■ **Task statement**
In full and without deviation, write out the entries that follow.

start Data entries

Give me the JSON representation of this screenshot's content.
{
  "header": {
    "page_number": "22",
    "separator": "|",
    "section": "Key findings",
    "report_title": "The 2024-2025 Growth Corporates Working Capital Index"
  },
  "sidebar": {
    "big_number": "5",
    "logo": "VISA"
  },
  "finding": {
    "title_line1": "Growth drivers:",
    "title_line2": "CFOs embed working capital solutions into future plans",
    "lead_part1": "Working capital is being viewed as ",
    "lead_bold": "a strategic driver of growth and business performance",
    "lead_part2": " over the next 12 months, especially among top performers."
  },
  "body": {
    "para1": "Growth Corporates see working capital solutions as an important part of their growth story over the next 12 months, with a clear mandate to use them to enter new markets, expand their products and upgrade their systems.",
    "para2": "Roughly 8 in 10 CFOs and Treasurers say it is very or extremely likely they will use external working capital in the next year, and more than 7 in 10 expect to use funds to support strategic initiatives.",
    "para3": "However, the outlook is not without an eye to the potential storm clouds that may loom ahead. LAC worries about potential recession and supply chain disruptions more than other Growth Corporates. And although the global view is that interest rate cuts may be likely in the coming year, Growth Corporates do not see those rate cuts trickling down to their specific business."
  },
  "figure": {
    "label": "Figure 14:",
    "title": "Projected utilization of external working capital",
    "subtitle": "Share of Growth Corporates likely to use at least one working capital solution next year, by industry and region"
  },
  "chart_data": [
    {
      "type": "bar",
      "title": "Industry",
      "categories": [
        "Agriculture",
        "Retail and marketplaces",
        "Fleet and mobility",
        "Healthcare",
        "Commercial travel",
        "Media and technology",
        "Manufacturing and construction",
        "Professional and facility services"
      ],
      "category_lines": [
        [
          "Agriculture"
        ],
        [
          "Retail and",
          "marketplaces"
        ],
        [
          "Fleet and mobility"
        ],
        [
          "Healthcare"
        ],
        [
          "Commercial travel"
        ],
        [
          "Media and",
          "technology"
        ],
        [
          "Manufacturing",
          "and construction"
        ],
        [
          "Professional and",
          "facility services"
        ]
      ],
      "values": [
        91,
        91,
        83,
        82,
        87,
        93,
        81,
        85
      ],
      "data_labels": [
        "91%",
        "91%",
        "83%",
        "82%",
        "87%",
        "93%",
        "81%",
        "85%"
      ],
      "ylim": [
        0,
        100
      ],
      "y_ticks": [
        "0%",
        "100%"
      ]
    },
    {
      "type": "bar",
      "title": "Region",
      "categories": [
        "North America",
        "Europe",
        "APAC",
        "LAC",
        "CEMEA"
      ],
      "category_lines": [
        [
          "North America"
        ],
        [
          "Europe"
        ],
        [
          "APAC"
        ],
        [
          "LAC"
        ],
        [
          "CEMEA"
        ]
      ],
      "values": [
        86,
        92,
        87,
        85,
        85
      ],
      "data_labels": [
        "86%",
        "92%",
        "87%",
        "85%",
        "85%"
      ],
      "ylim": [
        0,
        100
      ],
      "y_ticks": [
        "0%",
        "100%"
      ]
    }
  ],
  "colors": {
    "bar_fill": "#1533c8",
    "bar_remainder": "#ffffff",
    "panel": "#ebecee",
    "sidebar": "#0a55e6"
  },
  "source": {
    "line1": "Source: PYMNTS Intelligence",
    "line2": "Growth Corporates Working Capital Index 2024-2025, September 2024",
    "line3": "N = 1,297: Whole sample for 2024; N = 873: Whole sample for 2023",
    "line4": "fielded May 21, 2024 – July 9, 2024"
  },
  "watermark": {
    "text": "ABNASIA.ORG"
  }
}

end Data entries

■ **Output for this task**
Give me the JSON representation of this screenshot's content.
{
  "header": {
    "page_number": "22",
    "separator": "|",
    "section": "Key findings",
    "report_title": "The 2024-2025 Growth Corporates Working Capital Index"
  },
  "sidebar": {
    "big_number": "5",
    "logo": "VISA"
  },
  "finding": {
    "title_line1": "Growth drivers:",
    "title_line2": "CFOs embed working capital solutions into future plans",
    "lead_part1": "Working capital is being viewed as ",
    "lead_bold": "a strategic driver of growth and business performance",
    "lead_part2": " over the next 12 months, especially among top performers."
  },
  "body": {
    "para1": "Growth Corporates see working capital solutions as an important part of their growth story over the next 12 months, with a clear mandate to use them to enter new markets, expand their products and upgrade their systems.",
    "para2": "Roughly 8 in 10 CFOs and Treasurers say it is very or extremely likely they will use external working capital in the next year, and more than 7 in 10 expect to use funds to support strategic initiatives.",
    "para3": "However, the outlook is not without an eye to the potential storm clouds that may loom ahead. LAC worries about potential recession and supply chain disruptions more than other Growth Corporates. And although the global view is that interest rate cuts may be likely in the coming year, Growth Corporates do not see those rate cuts trickling down to their specific business."
  },
  "figure": {
    "label": "Figure 14:",
    "title": "Projected utilization of external working capital",
    "subtitle": "Share of Growth Corporates likely to use at least one working capital solution next year, by industry and region"
  },
  "chart_data": [
    {
      "type": "bar",
      "title": "Industry",
      "categories": [
        "Agriculture",
        "Retail and marketplaces",
        "Fleet and mobility",
        "Healthcare",
        "Commercial travel",
        "Media and technology",
        "Manufacturing and construction",
        "Professional and facility services"
      ],
      "category_lines": [
        [
          "Agriculture"
        ],
        [
          "Retail and",
          "marketplaces"
        ],
        [
          "Fleet and mobility"
        ],
        [
          "Healthcare"
        ],
        [
          "Commercial travel"
        ],
        [
          "Media and",
          "technology"
        ],
        [
          "Manufacturing",
          "and construction"
        ],
        [
          "Professional and",
          "facility services"
        ]
      ],
      "values": [
        91,
        91,
        83,
        82,
        87,
        93,
        81,
        85
      ],
      "data_labels": [
        "91%",
        "91%",
        "83%",
        "82%",
        "87%",
        "93%",
        "81%",
        "85%"
      ],
      "ylim": [
        0,
        100
      ],
      "y_ticks": [
        "0%",
        "100%"
      ]
    },
    {
      "type": "bar",
      "title": "Region",
      "categories": [
        "North America",
        "Europe",
        "APAC",
        "LAC",
        "CEMEA"
      ],
      "category_lines": [
        [
          "North America"
        ],
        [
          "Europe"
        ],
        [
          "APAC"
        ],
        [
          "LAC"
        ],
        [
          "CEMEA"
        ]
      ],
      "values": [
        86,
        92,
        87,
        85,
        85
      ],
      "data_labels": [
        "86%",
        "92%",
        "87%",
        "85%",
        "85%"
      ],
      "ylim": [
        0,
        100
      ],
      "y_ticks": [
        "0%",
        "100%"
      ]
    }
  ],
  "colors": {
    "bar_fill": "#1533c8",
    "bar_remainder": "#ffffff",
    "panel": "#ebecee",
    "sidebar": "#0a55e6"
  },
  "source": {
    "line1": "Source: PYMNTS Intelligence",
    "line2": "Growth Corporates Working Capital Index 2024-2025, September 2024",
    "line3": "N = 1,297: Whole sample for 2024; N = 873: Whole sample for 2023",
    "line4": "fielded May 21, 2024 – July 9, 2024"
  },
  "watermark": {
    "text": "ABNASIA.ORG"
  }
}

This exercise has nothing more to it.